SET EXERCISE: From the entries below, report how many lines contain the string "tamquam". Give only that number.

DATASET CONTENT:
###

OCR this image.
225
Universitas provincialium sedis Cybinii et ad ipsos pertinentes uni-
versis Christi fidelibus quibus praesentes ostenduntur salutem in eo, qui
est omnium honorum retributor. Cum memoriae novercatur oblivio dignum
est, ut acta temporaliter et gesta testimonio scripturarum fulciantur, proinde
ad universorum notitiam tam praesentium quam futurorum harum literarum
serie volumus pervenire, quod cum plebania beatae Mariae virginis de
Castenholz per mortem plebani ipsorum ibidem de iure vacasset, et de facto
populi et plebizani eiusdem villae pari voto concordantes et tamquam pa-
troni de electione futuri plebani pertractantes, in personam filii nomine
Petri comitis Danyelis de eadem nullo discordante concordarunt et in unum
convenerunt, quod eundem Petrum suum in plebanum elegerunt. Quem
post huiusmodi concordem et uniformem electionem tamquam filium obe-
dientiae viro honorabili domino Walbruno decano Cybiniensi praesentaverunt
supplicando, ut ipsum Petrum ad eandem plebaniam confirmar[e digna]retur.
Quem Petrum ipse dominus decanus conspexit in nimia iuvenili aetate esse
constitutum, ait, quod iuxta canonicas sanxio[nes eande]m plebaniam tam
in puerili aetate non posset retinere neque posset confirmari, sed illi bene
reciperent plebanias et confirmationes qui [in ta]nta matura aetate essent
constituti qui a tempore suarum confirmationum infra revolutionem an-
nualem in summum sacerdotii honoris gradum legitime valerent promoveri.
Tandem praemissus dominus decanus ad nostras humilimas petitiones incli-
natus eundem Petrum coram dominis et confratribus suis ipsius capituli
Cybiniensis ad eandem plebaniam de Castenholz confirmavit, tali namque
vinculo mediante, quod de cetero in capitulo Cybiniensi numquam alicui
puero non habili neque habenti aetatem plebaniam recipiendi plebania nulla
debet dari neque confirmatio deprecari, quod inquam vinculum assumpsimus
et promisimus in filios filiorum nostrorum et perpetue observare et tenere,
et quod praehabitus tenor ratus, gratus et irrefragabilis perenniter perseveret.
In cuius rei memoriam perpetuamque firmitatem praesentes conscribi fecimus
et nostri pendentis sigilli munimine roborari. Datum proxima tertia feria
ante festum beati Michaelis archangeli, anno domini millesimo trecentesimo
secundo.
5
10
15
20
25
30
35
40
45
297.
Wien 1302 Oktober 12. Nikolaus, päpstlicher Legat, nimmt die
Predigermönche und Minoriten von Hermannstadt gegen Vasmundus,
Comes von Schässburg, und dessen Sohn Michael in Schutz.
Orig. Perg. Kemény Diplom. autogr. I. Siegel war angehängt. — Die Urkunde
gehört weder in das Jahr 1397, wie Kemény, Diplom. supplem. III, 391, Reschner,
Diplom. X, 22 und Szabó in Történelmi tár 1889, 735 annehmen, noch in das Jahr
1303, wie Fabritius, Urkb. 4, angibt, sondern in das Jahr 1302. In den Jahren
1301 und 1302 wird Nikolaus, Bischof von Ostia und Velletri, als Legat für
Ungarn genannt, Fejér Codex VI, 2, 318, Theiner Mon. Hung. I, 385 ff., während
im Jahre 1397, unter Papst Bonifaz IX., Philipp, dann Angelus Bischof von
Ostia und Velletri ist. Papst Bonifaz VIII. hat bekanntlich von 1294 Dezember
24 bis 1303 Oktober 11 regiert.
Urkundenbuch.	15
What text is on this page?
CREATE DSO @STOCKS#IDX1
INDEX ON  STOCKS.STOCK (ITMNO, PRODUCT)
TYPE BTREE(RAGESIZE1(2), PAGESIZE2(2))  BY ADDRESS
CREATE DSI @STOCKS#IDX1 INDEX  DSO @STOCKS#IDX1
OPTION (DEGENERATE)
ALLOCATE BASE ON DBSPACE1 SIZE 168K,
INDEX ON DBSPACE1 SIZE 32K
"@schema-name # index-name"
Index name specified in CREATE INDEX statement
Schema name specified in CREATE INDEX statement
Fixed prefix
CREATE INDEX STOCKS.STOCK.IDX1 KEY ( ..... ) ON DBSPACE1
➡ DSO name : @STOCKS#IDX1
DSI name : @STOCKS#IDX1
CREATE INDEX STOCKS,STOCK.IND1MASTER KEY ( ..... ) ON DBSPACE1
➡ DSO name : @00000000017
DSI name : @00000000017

###

WRITTEN REPLY: 2